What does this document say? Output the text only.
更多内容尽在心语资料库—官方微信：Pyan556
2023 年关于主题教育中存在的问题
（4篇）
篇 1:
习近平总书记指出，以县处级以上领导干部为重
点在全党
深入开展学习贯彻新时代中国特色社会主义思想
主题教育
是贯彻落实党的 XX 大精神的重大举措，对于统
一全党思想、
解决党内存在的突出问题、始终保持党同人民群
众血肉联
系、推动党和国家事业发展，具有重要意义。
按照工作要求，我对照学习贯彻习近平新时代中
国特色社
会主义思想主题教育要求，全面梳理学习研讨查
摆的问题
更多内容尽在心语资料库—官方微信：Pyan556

# Task details
Copy out the whole listing exactly as written.

# Task response
What does this document say? Output the text only.
更多内容尽在心语资料库—官方微信：Pyan556
2023 年关于主题教育中存在的问题
（4篇）
篇 1:
习近平总书记指出，以县处级以上领导干部为重
点在全党
深入开展学习贯彻新时代中国特色社会主义思想
主题教育
是贯彻落实党的 XX 大精神的重大举措，对于统
一全党思想、
解决党内存在的突出问题、始终保持党同人民群
众血肉联
系、推动党和国家事业发展，具有重要意义。
按照工作要求，我对照学习贯彻习近平新时代中
国特色社
会主义思想主题教育要求，全面梳理学习研讨查
摆的问题
更多内容尽在心语资料库—官方微信：Pyan556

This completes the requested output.